Repeat, word for word, the part of the container startup thread below between "Open sbaydush opened" and "again, super frustrating!", inclusive.

##### Text section #####

Open sbaydush opened 3 years ago
I messed around some more and sometimes the container starts successfully and some times it doesnt...
I am also encountering this issue while trying to run this on a swarm of raspberry pi 4's.
I am also encountering this issue while trying to run this on a swarm of raspberry pi 4's.
Same here. Using Docker Swarm in Portainer on a RPi4-4GB
I am in the same boat, starting up a fresh instance is completely fine but any following startup attempts of the container falls flat on its face and recreating the entire instance with a blank slate is the only way to get it running again, super frustrating!
Although upon further testing I'm not entirely sure I'm encountering the exact same problem I only started encountering the issue today and the only thing I had changed was changing some hosts to start using DNS challenges for the SSL certificates. I removed those entries from my database and it starts up fine again So, for me at least, my failed startup issues are related to using DNS challenges for my SSL certs Not sure if DNS provider for the challenges make a difference but I use Cloudflare
Same issue here, I'm also on an RPi4 using DNS challenge (Cloudflare) for my SSL certs.
Same Issue for me on boot up this happens but if I manually restart afterwards I don't have any problems
Same issue for me I cannot create the container on my raspberry pi4
Same issue.
4x RPi 4B Swarm
Deployment using Portainer
This issue does not arise if the stack is started via docker-compose
. Very weird...
I dug into the code a little bit and it seems this issue is related to the supervisor on http://127.0.0.1:3000/
. At least this is what my logs are saying. I think the timing is kind of screwed. The container crashes after the JWT keys are generated and NGINX is restarted.

##### Information supplied #####

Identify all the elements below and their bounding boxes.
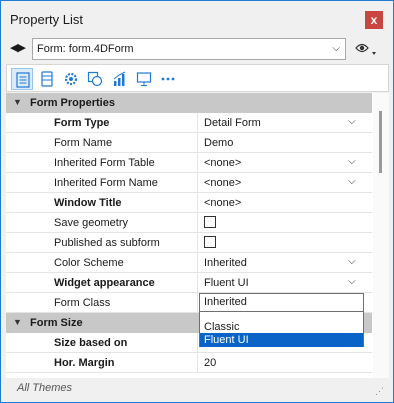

#####

*Answer to this task*
Open sbaydush opened 3 years ago
I messed around some more and sometimes the container starts successfully and some times it doesnt...
I am also encountering this issue while trying to run this on a swarm of raspberry pi 4's.
I am also encountering this issue while trying to run this on a swarm of raspberry pi 4's.
Same here. Using Docker Swarm in Portainer on a RPi4-4GB
I am in the same boat, starting up a fresh instance is completely fine but any following startup attempts of the container falls flat on its face and recreating the entire instance with a blank slate is the only way to get it running again, super frustrating!